## RECORDS PROVIDED
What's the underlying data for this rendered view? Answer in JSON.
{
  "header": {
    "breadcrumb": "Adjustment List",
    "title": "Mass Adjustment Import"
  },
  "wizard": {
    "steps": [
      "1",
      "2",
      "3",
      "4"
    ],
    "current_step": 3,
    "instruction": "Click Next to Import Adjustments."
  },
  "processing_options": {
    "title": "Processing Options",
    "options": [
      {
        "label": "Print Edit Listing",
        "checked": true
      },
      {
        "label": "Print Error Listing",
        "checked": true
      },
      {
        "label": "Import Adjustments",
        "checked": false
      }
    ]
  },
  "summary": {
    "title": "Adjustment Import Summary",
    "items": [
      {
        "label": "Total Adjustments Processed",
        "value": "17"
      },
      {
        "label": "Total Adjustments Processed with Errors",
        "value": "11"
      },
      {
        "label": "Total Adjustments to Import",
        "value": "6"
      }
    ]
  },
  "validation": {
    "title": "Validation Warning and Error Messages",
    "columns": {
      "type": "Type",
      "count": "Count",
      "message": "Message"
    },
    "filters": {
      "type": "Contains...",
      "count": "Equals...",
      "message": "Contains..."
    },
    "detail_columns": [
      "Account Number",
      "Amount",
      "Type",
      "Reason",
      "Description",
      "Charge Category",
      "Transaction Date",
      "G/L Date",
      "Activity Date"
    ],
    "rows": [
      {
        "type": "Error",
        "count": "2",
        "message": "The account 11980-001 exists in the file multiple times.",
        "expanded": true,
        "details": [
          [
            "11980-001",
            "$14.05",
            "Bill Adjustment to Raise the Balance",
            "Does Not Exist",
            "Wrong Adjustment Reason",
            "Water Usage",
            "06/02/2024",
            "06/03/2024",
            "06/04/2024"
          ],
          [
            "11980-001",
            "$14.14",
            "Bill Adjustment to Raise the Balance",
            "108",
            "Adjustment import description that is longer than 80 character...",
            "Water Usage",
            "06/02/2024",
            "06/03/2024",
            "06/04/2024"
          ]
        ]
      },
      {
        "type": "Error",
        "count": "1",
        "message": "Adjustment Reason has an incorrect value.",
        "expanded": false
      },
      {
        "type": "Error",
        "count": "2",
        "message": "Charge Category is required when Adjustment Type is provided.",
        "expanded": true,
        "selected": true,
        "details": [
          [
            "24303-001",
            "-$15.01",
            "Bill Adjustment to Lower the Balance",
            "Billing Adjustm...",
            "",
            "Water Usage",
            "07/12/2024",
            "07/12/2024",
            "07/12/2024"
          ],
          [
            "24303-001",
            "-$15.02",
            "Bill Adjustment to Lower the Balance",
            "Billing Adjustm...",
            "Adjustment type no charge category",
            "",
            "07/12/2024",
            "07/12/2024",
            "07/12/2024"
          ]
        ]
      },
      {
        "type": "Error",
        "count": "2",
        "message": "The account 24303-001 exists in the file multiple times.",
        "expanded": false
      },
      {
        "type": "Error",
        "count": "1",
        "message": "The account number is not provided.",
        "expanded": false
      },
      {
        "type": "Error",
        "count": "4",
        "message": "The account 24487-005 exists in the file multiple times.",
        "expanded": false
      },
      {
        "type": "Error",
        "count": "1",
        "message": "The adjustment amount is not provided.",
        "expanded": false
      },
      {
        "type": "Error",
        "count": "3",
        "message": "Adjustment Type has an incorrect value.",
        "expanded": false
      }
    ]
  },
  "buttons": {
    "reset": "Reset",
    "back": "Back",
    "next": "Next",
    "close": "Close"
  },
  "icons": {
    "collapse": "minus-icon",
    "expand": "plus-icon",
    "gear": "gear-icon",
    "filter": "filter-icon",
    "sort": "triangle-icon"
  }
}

## GIVEN INSTRUCTION
Type out the material again exactly as presented.

## RESULT OF THIS EXERCISE
What's the underlying data for this rendered view? Answer in JSON.
{
  "header": {
    "breadcrumb": "Adjustment List",
    "title": "Mass Adjustment Import"
  },
  "wizard": {
    "steps": [
      "1",
      "2",
      "3",
      "4"
    ],
    "current_step": 3,
    "instruction": "Click Next to Import Adjustments."
  },
  "processing_options": {
    "title": "Processing Options",
    "options": [
      {
        "label": "Print Edit Listing",
        "checked": true
      },
      {
        "label": "Print Error Listing",
        "checked": true
      },
      {
        "label": "Import Adjustments",
        "checked": false
      }
    ]
  },
  "summary": {
    "title": "Adjustment Import Summary",
    "items": [
      {
        "label": "Total Adjustments Processed",
        "value": "17"
      },
      {
        "label": "Total Adjustments Processed with Errors",
        "value": "11"
      },
      {
        "label": "Total Adjustments to Import",
        "value": "6"
      }
    ]
  },
  "validation": {
    "title": "Validation Warning and Error Messages",
    "columns": {
      "type": "Type",
      "count": "Count",
      "message": "Message"
    },
    "filters": {
      "type": "Contains...",
      "count": "Equals...",
      "message": "Contains..."
    },
    "detail_columns": [
      "Account Number",
      "Amount",
      "Type",
      "Reason",
      "Description",
      "Charge Category",
      "Transaction Date",
      "G/L Date",
      "Activity Date"
    ],
    "rows": [
      {
        "type": "Error",
        "count": "2",
        "message": "The account 11980-001 exists in the file multiple times.",
        "expanded": true,
        "details": [
          [
            "11980-001",
            "$14.05",
            "Bill Adjustment to Raise the Balance",
            "Does Not Exist",
            "Wrong Adjustment Reason",
            "Water Usage",
            "06/02/2024",
            "06/03/2024",
            "06/04/2024"
          ],
          [
            "11980-001",
            "$14.14",
            "Bill Adjustment to Raise the Balance",
            "108",
            "Adjustment import description that is longer than 80 character...",
            "Water Usage",
            "06/02/2024",
            "06/03/2024",
            "06/04/2024"
          ]
        ]
      },
      {
        "type": "Error",
        "count": "1",
        "message": "Adjustment Reason has an incorrect value.",
        "expanded": false
      },
      {
        "type": "Error",
        "count": "2",
        "message": "Charge Category is required when Adjustment Type is provided.",
        "expanded": true,
        "selected": true,
        "details": [
          [
            "24303-001",
            "-$15.01",
            "Bill Adjustment to Lower the Balance",
            "Billing Adjustm...",
            "",
            "Water Usage",
            "07/12/2024",
            "07/12/2024",
            "07/12/2024"
          ],
          [
            "24303-001",
            "-$15.02",
            "Bill Adjustment to Lower the Balance",
            "Billing Adjustm...",
            "Adjustment type no charge category",
            "",
            "07/12/2024",
            "07/12/2024",
            "07/12/2024"
          ]
        ]
      },
      {
        "type": "Error",
        "count": "2",
        "message": "The account 24303-001 exists in the file multiple times.",
        "expanded": false
      },
      {
        "type": "Error",
        "count": "1",
        "message": "The account number is not provided.",
        "expanded": false
      },
      {
        "type": "Error",
        "count": "4",
        "message": "The account 24487-005 exists in the file multiple times.",
        "expanded": false
      },
      {
        "type": "Error",
        "count": "1",
        "message": "The adjustment amount is not provided.",
        "expanded": false
      },
      {
        "type": "Error",
        "count": "3",
        "message": "Adjustment Type has an incorrect value.",
        "expanded": false
      }
    ]
  },
  "buttons": {
    "reset": "Reset",
    "back": "Back",
    "next": "Next",
    "close": "Close"
  },
  "icons": {
    "collapse": "minus-icon",
    "expand": "plus-icon",
    "gear": "gear-icon",
    "filter": "filter-icon",
    "sort": "triangle-icon"
  }
}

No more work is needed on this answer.